[What you should do]
Output each entry that follows exactly. Images stay out.
>> Start Data supplied
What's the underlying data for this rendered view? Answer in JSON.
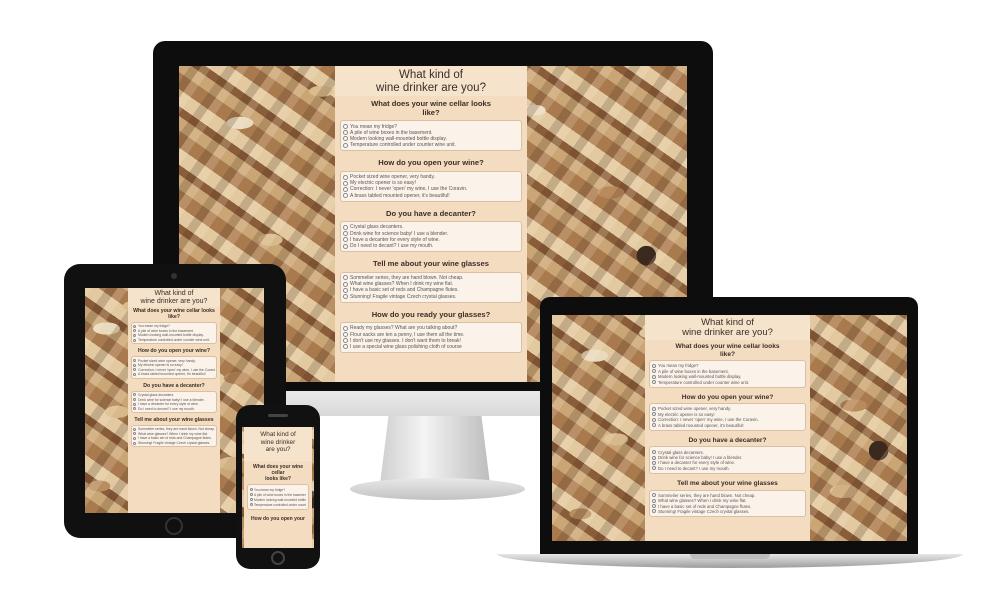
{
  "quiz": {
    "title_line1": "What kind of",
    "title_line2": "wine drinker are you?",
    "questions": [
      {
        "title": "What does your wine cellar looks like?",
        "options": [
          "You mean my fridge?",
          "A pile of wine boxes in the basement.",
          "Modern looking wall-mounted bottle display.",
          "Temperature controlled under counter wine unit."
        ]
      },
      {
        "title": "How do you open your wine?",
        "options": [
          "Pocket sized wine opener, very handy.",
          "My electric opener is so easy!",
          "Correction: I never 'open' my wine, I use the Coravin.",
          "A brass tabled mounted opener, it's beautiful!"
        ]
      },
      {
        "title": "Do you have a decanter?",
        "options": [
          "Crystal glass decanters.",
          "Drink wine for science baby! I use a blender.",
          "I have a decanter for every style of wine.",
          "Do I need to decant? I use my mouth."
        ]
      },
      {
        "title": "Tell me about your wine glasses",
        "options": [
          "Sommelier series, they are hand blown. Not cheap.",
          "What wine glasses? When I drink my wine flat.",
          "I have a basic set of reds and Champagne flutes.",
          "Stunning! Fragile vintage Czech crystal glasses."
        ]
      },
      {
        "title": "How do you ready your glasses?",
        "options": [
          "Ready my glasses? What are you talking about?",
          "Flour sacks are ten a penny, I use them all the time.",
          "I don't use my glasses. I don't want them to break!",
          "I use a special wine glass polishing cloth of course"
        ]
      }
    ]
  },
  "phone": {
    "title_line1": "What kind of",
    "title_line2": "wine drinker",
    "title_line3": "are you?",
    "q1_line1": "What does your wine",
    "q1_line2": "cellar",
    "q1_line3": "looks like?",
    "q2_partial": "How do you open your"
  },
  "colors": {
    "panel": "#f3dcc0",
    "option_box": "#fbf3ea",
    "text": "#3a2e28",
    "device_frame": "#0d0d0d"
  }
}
>> End Data supplied
[Solution for this exercise]
What's the underlying data for this rendered view? Answer in JSON.
{
  "quiz": {
    "title_line1": "What kind of",
    "title_line2": "wine drinker are you?",
    "questions": [
      {
        "title": "What does your wine cellar looks like?",
        "options": [
          "You mean my fridge?",
          "A pile of wine boxes in the basement.",
          "Modern looking wall-mounted bottle display.",
          "Temperature controlled under counter wine unit."
        ]
      },
      {
        "title": "How do you open your wine?",
        "options": [
          "Pocket sized wine opener, very handy.",
          "My electric opener is so easy!",
          "Correction: I never 'open' my wine, I use the Coravin.",
          "A brass tabled mounted opener, it's beautiful!"
        ]
      },
      {
        "title": "Do you have a decanter?",
        "options": [
          "Crystal glass decanters.",
          "Drink wine for science baby! I use a blender.",
          "I have a decanter for every style of wine.",
          "Do I need to decant? I use my mouth."
        ]
      },
      {
        "title": "Tell me about your wine glasses",
        "options": [
          "Sommelier series, they are hand blown. Not cheap.",
          "What wine glasses? When I drink my wine flat.",
          "I have a basic set of reds and Champagne flutes.",
          "Stunning! Fragile vintage Czech crystal glasses."
        ]
      },
      {
        "title": "How do you ready your glasses?",
        "options": [
          "Ready my glasses? What are you talking about?",
          "Flour sacks are ten a penny, I use them all the time.",
          "I don't use my glasses. I don't want them to break!",
          "I use a special wine glass polishing cloth of course"
        ]
      }
    ]
  },
  "phone": {
    "title_line1": "What kind of",
    "title_line2": "wine drinker",
    "title_line3": "are you?",
    "q1_line1": "What does your wine",
    "q1_line2": "cellar",
    "q1_line3": "looks like?",
    "q2_partial": "How do you open your"
  },
  "colors": {
    "panel": "#f3dcc0",
    "option_box": "#fbf3ea",
    "text": "#3a2e28",
    "device_frame": "#0d0d0d"
  }
}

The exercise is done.